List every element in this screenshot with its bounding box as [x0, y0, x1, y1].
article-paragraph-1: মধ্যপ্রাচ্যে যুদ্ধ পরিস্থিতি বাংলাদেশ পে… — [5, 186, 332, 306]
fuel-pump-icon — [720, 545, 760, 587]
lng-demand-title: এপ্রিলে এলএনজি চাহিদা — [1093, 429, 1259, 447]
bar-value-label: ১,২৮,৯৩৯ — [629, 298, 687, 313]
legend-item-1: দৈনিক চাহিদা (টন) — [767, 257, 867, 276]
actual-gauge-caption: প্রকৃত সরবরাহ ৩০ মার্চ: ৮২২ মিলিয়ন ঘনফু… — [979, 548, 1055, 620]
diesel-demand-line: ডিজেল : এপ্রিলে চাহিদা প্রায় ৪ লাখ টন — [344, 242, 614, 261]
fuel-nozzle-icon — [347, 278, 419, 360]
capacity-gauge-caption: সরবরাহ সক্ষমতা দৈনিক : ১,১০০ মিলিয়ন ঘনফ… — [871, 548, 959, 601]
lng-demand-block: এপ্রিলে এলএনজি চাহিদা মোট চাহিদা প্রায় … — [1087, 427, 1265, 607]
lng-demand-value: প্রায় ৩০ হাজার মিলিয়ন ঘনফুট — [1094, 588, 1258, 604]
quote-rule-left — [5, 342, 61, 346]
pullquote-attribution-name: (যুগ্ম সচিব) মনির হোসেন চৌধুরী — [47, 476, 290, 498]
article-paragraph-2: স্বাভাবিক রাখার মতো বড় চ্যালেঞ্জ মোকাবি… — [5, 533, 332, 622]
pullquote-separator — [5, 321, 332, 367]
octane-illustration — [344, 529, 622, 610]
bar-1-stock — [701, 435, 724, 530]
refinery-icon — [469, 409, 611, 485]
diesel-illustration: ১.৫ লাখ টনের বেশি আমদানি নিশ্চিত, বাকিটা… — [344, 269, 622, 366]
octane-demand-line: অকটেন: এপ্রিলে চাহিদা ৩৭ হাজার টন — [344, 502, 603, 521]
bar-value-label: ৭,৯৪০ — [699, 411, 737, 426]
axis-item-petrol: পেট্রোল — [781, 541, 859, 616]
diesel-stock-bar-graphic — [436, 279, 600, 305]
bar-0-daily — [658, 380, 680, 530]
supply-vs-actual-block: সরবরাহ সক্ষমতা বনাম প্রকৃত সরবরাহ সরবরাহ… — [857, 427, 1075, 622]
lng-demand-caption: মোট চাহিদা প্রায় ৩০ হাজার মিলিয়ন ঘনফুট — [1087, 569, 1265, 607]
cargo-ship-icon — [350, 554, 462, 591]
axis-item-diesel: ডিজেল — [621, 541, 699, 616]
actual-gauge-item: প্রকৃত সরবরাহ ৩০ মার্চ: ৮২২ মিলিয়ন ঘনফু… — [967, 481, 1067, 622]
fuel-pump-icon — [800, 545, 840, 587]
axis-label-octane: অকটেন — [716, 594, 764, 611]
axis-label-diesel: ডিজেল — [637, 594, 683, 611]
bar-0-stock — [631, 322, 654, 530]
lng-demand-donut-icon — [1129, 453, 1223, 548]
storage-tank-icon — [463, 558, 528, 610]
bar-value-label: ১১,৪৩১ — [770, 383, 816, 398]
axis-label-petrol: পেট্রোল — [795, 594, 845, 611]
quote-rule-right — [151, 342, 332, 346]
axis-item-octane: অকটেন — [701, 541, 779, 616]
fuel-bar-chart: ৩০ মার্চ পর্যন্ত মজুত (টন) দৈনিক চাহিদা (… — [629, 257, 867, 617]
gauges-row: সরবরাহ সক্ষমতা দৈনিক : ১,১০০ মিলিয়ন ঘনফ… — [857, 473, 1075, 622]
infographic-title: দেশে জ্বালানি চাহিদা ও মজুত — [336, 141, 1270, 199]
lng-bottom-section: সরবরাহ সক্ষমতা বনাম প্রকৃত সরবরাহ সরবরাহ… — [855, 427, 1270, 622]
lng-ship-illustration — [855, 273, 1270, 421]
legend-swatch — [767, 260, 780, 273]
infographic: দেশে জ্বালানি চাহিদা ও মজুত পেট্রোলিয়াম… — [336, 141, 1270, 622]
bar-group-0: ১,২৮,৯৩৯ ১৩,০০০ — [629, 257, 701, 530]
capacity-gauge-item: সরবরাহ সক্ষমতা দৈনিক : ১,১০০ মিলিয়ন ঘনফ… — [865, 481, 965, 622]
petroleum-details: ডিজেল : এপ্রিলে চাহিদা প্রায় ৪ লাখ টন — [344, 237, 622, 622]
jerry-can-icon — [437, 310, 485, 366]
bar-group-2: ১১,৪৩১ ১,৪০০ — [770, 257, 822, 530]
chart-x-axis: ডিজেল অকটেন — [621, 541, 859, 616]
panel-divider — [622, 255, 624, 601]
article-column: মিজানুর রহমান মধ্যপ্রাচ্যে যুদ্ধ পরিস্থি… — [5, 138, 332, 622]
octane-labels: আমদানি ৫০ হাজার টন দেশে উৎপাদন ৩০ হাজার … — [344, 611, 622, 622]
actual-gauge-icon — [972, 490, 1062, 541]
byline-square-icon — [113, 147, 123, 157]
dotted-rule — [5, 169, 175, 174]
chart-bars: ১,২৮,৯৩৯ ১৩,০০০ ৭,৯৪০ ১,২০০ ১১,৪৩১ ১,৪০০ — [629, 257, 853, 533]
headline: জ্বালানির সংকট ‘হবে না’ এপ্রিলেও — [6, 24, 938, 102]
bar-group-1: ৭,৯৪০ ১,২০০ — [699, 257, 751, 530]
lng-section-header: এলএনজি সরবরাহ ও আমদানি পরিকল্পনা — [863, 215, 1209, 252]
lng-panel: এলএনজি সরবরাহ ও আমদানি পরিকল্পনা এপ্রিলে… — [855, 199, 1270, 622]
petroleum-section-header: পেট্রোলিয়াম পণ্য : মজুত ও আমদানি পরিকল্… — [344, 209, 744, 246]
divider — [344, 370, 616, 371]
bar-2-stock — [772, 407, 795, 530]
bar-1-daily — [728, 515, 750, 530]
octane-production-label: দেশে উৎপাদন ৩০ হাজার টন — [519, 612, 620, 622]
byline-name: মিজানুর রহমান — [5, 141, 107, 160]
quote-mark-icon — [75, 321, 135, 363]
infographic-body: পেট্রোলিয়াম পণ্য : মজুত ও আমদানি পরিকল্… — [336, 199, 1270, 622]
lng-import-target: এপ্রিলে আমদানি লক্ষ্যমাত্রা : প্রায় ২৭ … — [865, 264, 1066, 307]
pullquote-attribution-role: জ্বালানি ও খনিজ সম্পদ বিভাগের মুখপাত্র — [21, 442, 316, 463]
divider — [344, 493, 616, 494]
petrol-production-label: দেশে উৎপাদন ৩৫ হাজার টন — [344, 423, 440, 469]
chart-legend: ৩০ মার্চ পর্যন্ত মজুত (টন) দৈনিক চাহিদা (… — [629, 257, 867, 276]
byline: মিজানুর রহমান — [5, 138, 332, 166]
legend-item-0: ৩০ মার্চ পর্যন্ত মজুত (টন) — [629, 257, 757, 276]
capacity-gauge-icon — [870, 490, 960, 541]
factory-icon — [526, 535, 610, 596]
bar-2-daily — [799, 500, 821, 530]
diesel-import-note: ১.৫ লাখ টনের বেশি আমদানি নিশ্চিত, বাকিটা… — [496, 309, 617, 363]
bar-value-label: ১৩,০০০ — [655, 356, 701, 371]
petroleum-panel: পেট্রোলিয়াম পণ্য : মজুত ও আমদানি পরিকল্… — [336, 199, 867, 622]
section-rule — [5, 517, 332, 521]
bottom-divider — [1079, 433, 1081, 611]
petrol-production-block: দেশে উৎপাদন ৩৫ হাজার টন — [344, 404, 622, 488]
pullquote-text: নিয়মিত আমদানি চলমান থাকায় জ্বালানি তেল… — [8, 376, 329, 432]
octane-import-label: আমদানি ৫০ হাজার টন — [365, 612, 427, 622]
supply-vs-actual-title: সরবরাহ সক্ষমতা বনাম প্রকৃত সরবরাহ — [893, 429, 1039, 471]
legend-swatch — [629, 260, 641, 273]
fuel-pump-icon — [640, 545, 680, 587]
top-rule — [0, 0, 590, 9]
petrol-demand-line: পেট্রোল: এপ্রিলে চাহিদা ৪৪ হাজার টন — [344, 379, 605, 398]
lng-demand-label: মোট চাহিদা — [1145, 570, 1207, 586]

---------------

_Aufgabenbeschreibung:_ Entnimm den Zeilen alles vom Anfang bis einschließlich der Zeile, die „lng-demand-title: এপ্রিলে এলএনজি“ enthält, und gib es unverändert wieder.

_Vollständige Lösung:_
List every element in this screenshot with its bounding box as [x0, y0, x1, y1].
article-paragraph-1: মধ্যপ্রাচ্যে যুদ্ধ পরিস্থিতি বাংলাদেশ পে… — [5, 186, 332, 306]
fuel-pump-icon — [720, 545, 760, 587]
lng-demand-title: এপ্রিলে এলএনজি চাহিদা — [1093, 429, 1259, 447]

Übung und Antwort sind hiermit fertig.